_Exercise materials:_
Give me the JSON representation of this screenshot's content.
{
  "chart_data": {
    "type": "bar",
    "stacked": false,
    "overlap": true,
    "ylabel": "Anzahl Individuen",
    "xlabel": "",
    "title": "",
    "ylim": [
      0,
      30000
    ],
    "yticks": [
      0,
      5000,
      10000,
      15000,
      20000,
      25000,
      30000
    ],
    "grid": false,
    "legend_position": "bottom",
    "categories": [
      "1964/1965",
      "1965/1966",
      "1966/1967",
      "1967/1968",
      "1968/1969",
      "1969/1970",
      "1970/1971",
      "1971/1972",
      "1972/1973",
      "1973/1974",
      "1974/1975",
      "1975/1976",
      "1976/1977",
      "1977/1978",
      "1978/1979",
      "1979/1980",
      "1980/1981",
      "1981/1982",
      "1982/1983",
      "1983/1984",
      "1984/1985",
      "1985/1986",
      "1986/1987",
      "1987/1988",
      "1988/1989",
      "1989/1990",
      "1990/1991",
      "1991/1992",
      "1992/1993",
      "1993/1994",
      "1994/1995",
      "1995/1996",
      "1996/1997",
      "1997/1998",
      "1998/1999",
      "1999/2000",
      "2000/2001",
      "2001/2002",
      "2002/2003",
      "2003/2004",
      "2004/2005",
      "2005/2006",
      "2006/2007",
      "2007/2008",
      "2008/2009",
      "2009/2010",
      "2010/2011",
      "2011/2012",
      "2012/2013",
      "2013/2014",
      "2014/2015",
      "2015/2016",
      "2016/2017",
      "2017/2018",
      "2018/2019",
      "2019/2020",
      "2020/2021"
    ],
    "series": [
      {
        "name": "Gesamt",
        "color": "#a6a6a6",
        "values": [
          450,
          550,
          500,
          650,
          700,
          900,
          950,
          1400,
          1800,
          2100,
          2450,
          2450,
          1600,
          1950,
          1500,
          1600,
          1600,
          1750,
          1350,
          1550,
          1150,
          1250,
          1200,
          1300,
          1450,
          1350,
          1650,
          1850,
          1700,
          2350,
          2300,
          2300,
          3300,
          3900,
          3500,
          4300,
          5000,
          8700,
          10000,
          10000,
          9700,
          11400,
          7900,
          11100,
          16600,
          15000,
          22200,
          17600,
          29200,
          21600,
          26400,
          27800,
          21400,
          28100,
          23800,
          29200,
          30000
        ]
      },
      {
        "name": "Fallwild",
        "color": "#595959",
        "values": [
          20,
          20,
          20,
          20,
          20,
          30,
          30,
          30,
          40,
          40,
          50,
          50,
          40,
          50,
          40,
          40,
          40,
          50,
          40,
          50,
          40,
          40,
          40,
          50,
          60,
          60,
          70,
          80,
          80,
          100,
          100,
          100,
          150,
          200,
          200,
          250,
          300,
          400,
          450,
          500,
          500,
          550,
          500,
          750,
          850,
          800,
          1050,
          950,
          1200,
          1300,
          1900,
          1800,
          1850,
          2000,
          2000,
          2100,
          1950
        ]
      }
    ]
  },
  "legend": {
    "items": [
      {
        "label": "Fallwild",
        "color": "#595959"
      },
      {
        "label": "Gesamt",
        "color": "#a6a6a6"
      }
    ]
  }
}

_Exercise aim:_
Copy out each line of the material that holds the word "color".

_Solution for this task:_
        "color": "#a6a6a6",
        "color": "#595959",
        "color": "#595959"
        "color": "#a6a6a6"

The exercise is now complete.